### [TASK PROMPT]
Scan the material for the word "which", and copy each line where it shows up.

### [RECORD EXCERPTS]
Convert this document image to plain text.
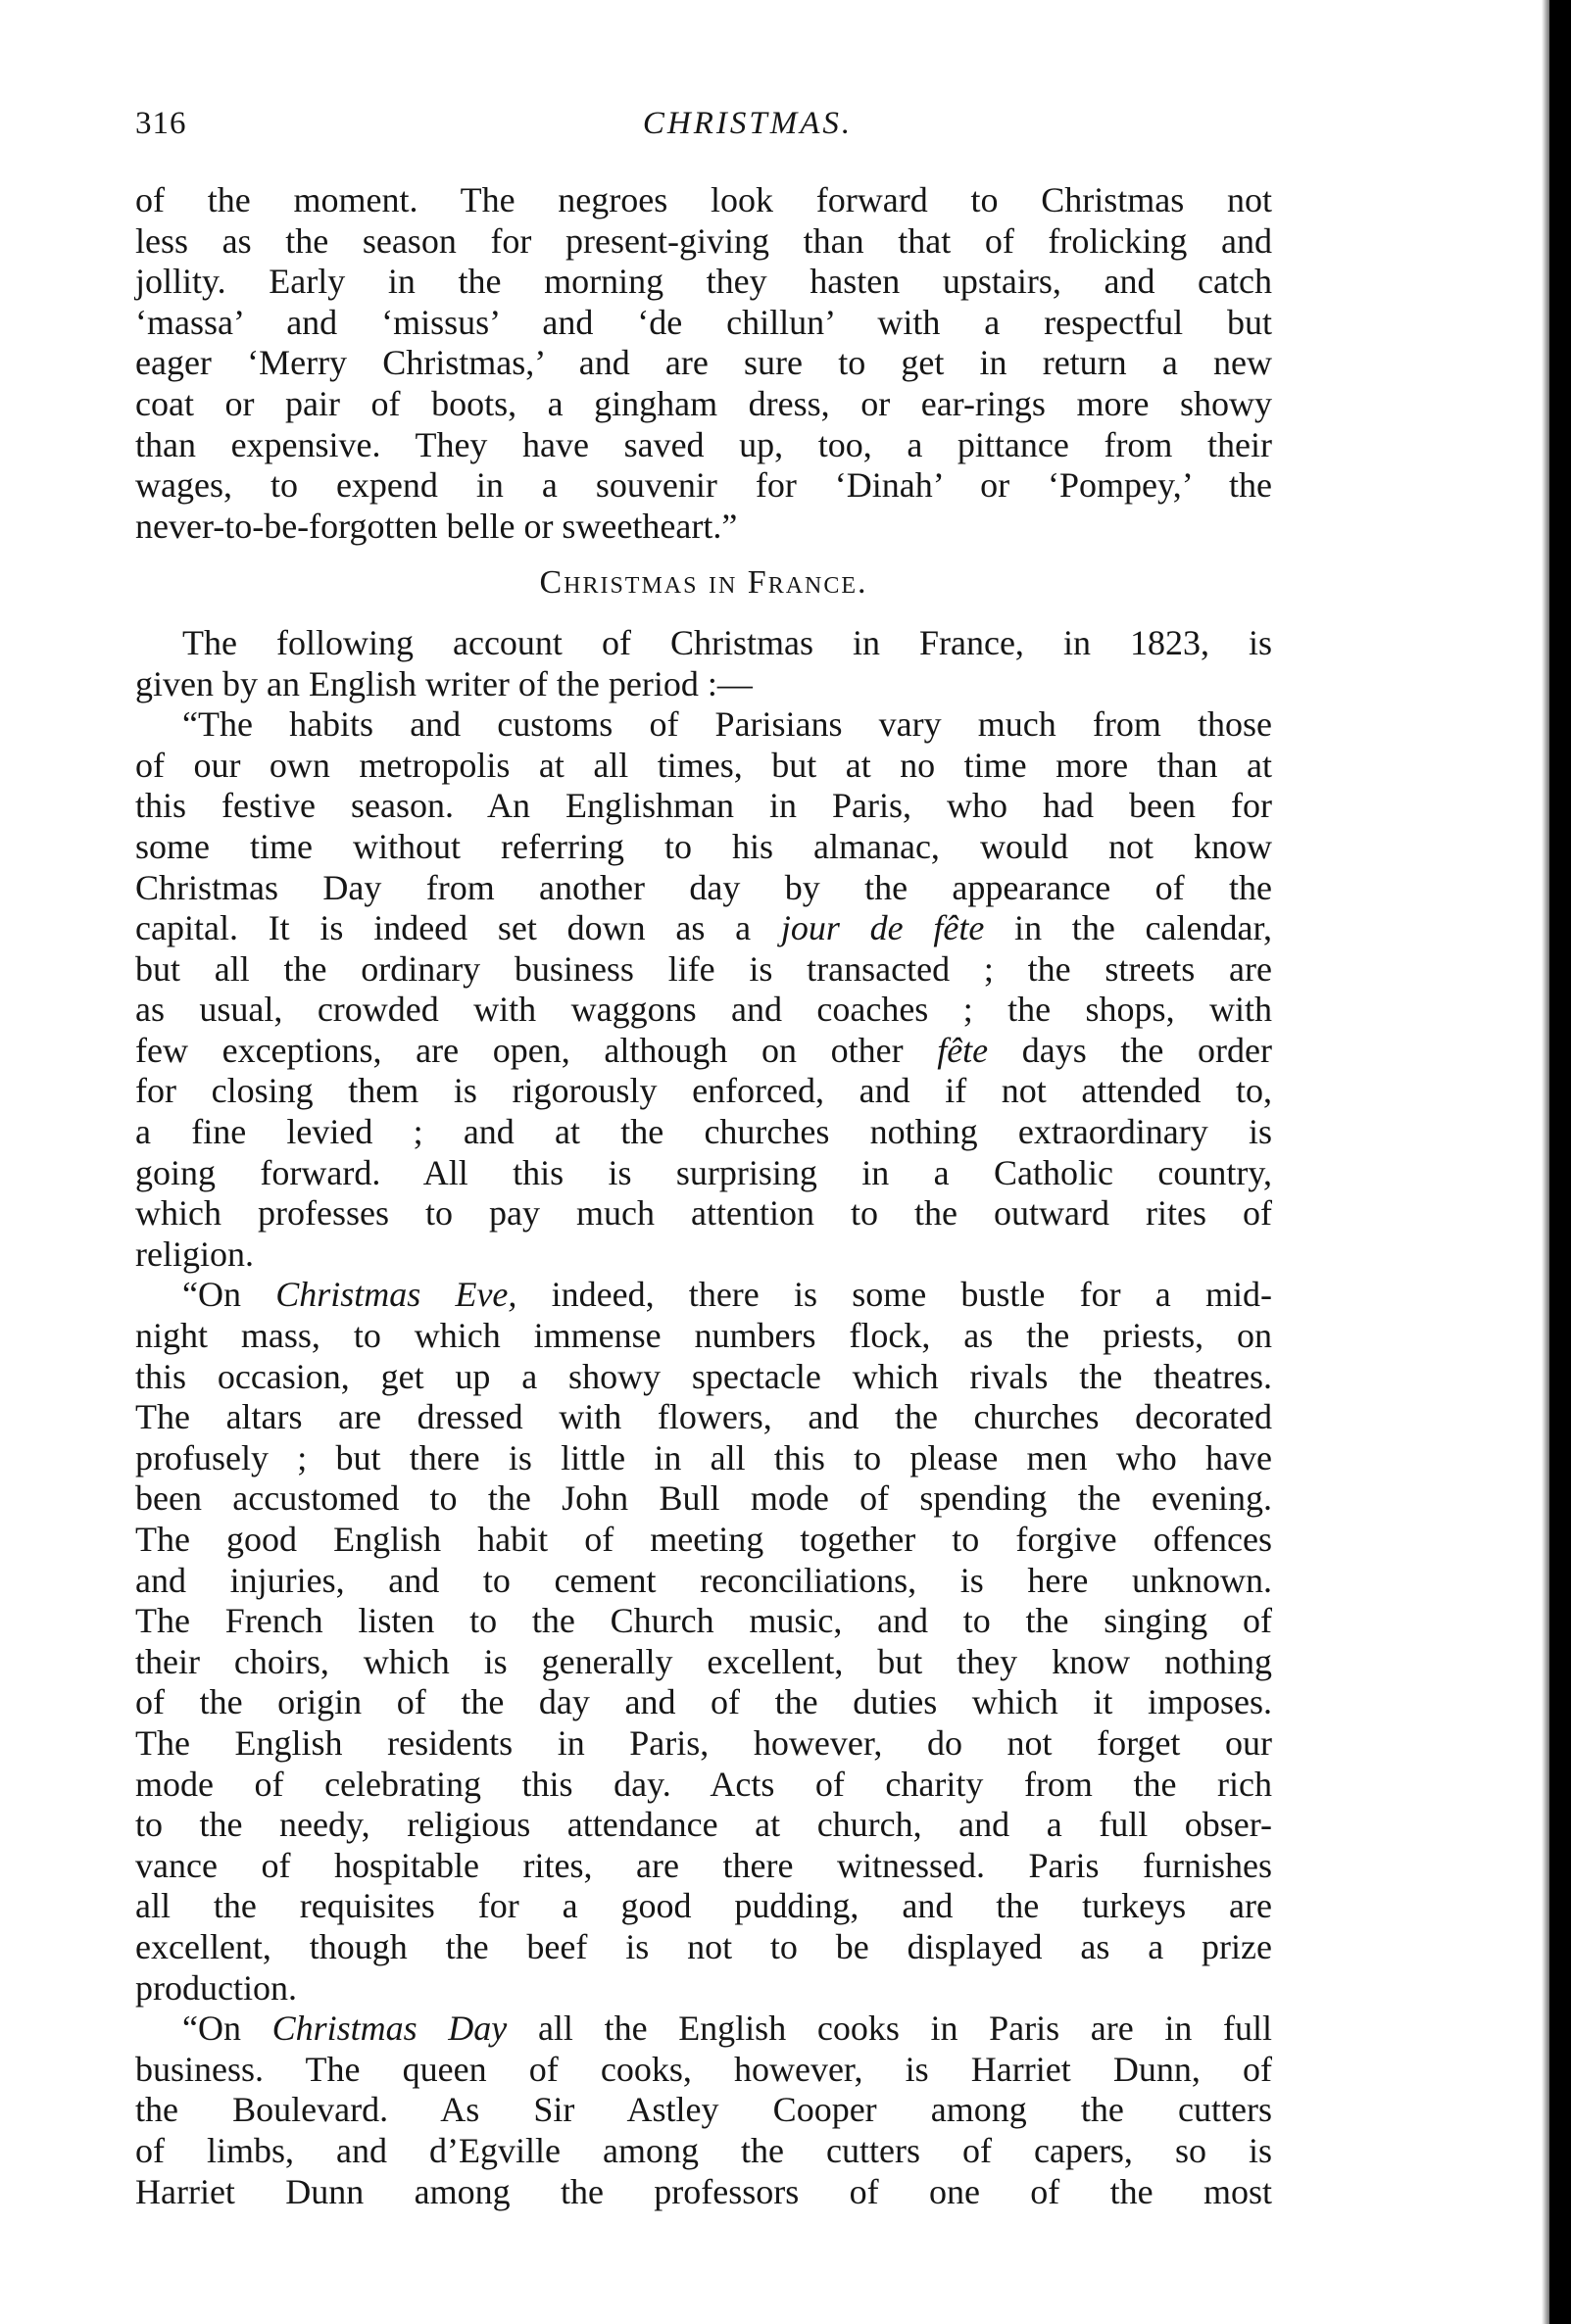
316	CHRISTMAS.
of the moment. The negroes look forward to Christmas not
less as the season for present-giving than that of frolicking and
jollity. Early in the morning they hasten upstairs, and catch
‘massa’ and ‘missus’ and ‘de chillun’ with a respectful but
eager ‘Merry Christmas,’ and are sure to get in return a new
coat or pair of boots, a gingham dress, or ear-rings more showy
than expensive. They have saved up, too, a pittance from their
wages, to expend in a souvenir for ‘Dinah’ or ‘Pompey,’ the
never-to-be-forgotten belle or sweetheart.”
Christmas in France.
The following account of Christmas in France, in 1823, is
given by an English writer of the period :—
“The habits and customs of Parisians vary much from those
of our own metropolis at all times, but at no time more than at
this festive season. An Englishman in Paris, who had been for
some time without referring to his almanac, would not know
Christmas Day from another day by the appearance of the
capital. It is indeed set down as a jour de fête in the calendar,
but all the ordinary business life is transacted ; the streets are
as usual, crowded with waggons and coaches ; the shops, with
few exceptions, are open, although on other fête days the order
for closing them is rigorously enforced, and if not attended to,
a fine levied ; and at the churches nothing extraordinary is
going forward. All this is surprising in a Catholic country,
which professes to pay much attention to the outward rites of
religion.
“On Christmas Eve, indeed, there is some bustle for a mid-
night mass, to which immense numbers flock, as the priests, on
this occasion, get up a showy spectacle which rivals the theatres.
The altars are dressed with flowers, and the churches decorated
profusely ; but there is little in all this to please men who have
been accustomed to the John Bull mode of spending the evening.
The good English habit of meeting together to forgive offences
and injuries, and to cement reconciliations, is here unknown.
The French listen to the Church music, and to the singing of
their choirs, which is generally excellent, but they know nothing
of the origin of the day and of the duties which it imposes.
The English residents in Paris, however, do not forget our
mode of celebrating this day. Acts of charity from the rich
to the needy, religious attendance at church, and a full obser-
vance of hospitable rites, are there witnessed. Paris furnishes
all the requisites for a good pudding, and the turkeys are
excellent, though the beef is not to be displayed as a prize
production.
“On Christmas Day all the English cooks in Paris are in full
business. The queen of cooks, however, is Harriet Dunn, of
the Boulevard. As Sir Astley Cooper among the cutters
of limbs, and d’Egville among the cutters of capers, so is
Harriet Dunn among the professors of one of the most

### [OUTPUT OF THE TASK]
which professes to pay much attention to the outward rites of
night mass, to which immense numbers flock, as the priests, on
this occasion, get up a showy spectacle which rivals the theatres.
their choirs, which is generally excellent, but they know nothing
of the origin of the day and of the duties which it imposes.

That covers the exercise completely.